**Problem description**
Which lines contain the word "hours"? Return each of them as written.

(Figure dataset records)
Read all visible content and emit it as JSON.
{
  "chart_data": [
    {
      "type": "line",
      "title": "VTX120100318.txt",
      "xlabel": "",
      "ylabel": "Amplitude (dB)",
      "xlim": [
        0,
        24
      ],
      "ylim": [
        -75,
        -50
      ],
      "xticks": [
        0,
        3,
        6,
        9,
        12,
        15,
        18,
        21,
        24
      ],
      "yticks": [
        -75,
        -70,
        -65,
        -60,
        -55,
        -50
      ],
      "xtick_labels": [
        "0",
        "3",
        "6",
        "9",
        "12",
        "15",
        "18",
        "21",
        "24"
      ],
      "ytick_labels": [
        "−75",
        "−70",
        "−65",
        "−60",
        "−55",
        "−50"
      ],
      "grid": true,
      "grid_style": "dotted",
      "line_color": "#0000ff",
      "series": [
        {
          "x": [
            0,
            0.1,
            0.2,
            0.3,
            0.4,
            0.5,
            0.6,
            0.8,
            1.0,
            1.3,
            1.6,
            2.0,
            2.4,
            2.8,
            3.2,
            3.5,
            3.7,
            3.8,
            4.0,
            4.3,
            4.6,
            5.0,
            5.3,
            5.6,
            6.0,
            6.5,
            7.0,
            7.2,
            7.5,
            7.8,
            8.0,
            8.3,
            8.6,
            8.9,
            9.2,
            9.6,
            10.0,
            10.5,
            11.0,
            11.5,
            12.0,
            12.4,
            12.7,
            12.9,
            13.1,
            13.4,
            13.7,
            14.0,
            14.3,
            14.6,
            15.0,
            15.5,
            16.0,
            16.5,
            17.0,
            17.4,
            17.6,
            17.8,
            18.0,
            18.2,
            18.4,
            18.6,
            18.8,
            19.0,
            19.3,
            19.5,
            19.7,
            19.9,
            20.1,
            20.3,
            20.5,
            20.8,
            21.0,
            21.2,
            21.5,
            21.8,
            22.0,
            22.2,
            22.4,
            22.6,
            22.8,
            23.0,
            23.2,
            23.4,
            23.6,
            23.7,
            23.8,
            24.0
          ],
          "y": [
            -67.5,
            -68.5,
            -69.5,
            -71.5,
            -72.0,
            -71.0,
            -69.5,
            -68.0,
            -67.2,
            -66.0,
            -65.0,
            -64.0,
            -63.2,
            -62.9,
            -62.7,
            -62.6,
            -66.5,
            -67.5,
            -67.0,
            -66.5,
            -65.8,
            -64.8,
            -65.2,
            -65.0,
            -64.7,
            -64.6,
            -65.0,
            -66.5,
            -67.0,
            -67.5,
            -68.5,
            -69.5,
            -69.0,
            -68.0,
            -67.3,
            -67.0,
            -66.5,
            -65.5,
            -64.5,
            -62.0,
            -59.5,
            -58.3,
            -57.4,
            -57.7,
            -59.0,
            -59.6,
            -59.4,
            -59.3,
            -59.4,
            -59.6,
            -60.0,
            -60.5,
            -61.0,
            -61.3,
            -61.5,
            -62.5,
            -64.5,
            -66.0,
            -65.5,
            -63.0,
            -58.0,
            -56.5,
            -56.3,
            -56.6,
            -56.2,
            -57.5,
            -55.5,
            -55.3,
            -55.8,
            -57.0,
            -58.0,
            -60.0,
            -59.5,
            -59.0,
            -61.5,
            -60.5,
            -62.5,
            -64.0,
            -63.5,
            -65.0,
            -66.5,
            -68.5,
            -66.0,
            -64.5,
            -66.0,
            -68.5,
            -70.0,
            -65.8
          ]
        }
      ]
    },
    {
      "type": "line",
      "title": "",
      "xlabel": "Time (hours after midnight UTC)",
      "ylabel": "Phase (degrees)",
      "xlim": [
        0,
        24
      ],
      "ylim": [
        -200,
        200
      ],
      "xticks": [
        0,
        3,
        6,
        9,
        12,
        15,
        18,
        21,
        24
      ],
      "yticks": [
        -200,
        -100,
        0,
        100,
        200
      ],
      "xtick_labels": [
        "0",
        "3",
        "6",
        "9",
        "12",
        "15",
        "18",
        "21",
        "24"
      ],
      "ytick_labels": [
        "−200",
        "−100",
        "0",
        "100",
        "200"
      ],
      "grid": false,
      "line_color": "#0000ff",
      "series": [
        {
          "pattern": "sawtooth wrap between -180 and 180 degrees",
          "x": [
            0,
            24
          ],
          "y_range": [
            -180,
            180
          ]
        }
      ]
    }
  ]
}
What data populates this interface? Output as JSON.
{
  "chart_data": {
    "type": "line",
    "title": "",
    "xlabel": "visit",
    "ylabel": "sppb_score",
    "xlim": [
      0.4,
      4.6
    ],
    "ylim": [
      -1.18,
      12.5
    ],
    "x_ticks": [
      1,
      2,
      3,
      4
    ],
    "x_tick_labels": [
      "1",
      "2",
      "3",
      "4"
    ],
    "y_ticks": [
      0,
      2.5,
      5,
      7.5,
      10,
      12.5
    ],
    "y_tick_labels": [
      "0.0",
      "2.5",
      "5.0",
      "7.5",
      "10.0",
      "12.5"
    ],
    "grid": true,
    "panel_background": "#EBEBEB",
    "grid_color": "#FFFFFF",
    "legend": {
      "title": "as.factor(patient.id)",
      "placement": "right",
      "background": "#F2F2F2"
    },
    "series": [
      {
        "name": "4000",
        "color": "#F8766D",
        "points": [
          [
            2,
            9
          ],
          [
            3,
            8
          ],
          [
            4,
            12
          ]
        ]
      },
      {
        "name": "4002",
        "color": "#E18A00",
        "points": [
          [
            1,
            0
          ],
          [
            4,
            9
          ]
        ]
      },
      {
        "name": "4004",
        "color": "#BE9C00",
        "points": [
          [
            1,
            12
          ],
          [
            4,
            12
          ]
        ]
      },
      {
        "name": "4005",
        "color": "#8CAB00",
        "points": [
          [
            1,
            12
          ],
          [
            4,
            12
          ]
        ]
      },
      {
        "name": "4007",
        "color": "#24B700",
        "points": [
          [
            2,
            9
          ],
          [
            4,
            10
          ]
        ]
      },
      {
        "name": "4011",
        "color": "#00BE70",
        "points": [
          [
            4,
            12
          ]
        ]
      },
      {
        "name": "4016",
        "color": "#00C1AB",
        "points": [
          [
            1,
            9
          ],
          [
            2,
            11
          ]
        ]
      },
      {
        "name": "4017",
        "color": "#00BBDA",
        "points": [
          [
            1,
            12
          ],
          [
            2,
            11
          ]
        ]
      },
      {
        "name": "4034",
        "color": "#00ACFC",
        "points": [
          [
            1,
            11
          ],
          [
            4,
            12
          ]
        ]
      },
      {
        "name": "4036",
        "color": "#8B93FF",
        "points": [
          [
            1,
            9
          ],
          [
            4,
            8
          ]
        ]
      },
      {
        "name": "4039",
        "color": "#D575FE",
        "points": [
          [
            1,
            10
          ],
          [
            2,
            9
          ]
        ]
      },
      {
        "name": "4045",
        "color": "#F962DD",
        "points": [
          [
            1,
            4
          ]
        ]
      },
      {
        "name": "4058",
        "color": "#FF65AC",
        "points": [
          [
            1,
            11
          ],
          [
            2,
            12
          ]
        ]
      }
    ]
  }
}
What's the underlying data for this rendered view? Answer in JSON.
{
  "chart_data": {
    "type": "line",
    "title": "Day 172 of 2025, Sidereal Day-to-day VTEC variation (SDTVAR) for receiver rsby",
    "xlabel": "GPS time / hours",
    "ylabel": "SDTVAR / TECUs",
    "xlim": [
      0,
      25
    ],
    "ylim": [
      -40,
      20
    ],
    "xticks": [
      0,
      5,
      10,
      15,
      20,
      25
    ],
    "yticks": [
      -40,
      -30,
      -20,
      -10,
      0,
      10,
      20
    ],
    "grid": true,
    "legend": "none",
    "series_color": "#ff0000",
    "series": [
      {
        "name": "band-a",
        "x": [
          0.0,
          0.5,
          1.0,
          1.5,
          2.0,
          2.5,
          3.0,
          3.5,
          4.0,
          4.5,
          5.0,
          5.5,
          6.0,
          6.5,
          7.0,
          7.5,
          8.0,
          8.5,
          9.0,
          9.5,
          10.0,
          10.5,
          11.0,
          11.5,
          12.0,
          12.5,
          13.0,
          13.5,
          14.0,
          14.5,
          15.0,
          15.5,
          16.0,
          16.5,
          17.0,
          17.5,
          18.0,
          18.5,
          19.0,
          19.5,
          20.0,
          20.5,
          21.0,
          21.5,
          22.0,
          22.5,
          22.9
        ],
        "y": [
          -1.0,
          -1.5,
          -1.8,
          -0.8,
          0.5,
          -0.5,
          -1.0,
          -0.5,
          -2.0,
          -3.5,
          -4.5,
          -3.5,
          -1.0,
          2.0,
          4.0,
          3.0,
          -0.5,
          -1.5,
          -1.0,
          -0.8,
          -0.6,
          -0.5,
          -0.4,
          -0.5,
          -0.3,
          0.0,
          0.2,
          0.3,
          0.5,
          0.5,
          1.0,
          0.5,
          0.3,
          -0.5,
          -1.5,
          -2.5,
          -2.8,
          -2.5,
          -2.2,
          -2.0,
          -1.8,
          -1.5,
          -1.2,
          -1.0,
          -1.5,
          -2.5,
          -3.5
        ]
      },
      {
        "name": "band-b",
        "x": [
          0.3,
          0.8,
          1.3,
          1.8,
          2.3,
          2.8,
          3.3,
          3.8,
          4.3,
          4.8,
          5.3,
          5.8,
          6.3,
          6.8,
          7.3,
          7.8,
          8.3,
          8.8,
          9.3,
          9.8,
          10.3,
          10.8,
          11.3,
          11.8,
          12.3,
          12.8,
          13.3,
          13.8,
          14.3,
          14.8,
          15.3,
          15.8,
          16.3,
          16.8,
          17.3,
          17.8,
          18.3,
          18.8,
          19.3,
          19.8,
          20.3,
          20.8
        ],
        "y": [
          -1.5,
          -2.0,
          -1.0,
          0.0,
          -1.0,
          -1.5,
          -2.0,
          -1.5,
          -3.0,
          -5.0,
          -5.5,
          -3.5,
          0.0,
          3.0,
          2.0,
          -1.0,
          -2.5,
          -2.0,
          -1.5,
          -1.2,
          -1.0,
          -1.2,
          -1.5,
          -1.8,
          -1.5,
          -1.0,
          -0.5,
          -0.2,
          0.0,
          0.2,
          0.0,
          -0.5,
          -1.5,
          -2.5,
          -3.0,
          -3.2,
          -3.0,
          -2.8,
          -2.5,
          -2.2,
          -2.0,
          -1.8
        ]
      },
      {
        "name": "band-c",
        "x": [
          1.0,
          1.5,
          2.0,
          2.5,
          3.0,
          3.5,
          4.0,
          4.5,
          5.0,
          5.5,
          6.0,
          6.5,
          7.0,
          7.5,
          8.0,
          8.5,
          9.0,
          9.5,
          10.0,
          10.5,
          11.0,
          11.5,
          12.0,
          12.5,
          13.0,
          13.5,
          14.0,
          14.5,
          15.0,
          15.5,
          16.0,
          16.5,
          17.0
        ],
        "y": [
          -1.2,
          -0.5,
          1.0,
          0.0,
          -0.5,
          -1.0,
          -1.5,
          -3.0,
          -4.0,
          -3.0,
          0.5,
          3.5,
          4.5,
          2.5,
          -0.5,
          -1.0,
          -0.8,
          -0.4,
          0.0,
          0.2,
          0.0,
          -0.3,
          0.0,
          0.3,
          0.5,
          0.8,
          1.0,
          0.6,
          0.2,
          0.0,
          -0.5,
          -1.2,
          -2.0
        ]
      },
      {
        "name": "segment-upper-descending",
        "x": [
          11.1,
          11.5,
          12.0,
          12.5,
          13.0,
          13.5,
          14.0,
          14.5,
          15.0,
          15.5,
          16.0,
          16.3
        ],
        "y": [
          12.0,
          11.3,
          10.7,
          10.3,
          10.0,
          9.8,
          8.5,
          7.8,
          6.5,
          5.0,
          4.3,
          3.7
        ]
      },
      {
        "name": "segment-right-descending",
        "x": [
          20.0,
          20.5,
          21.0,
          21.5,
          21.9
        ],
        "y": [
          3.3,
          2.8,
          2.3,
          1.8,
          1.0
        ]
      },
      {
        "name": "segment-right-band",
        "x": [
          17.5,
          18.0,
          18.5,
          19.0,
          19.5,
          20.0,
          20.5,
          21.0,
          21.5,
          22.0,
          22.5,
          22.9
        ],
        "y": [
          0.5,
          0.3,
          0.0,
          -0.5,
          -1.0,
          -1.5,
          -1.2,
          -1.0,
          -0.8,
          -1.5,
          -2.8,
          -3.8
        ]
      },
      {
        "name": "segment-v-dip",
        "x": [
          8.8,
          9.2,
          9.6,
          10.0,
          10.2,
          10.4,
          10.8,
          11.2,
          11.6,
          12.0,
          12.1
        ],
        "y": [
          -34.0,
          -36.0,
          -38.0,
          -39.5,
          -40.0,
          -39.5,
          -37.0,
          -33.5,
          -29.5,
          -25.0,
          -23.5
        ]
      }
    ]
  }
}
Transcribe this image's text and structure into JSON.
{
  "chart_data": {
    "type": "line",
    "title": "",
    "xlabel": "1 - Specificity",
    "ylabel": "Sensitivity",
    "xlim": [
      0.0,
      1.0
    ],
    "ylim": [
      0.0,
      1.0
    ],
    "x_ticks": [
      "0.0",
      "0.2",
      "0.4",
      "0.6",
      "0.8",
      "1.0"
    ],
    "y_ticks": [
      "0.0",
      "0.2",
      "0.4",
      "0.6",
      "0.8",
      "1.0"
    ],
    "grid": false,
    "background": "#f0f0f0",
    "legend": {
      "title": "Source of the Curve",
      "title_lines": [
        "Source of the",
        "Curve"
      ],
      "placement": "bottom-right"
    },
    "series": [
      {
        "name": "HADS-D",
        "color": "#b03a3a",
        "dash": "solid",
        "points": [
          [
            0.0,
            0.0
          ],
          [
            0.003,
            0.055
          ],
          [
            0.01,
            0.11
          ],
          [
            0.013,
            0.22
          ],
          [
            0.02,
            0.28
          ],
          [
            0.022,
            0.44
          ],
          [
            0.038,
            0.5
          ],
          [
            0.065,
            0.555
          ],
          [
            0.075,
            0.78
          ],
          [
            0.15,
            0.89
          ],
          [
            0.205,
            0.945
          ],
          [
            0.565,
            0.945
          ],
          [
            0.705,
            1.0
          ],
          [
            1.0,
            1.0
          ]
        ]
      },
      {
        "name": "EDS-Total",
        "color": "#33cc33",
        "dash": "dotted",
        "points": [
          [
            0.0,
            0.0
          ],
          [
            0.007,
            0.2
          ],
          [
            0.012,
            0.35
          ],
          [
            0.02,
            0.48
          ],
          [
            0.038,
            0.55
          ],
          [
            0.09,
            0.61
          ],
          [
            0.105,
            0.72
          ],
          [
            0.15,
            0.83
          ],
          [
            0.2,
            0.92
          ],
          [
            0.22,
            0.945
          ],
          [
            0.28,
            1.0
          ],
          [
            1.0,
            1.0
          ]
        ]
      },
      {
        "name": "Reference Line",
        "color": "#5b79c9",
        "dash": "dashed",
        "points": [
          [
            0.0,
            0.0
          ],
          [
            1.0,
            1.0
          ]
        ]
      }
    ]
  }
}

**Response to this exercise**
      "xlabel": "Time (hours after midnight UTC)",
    "xlabel": "GPS time / hours",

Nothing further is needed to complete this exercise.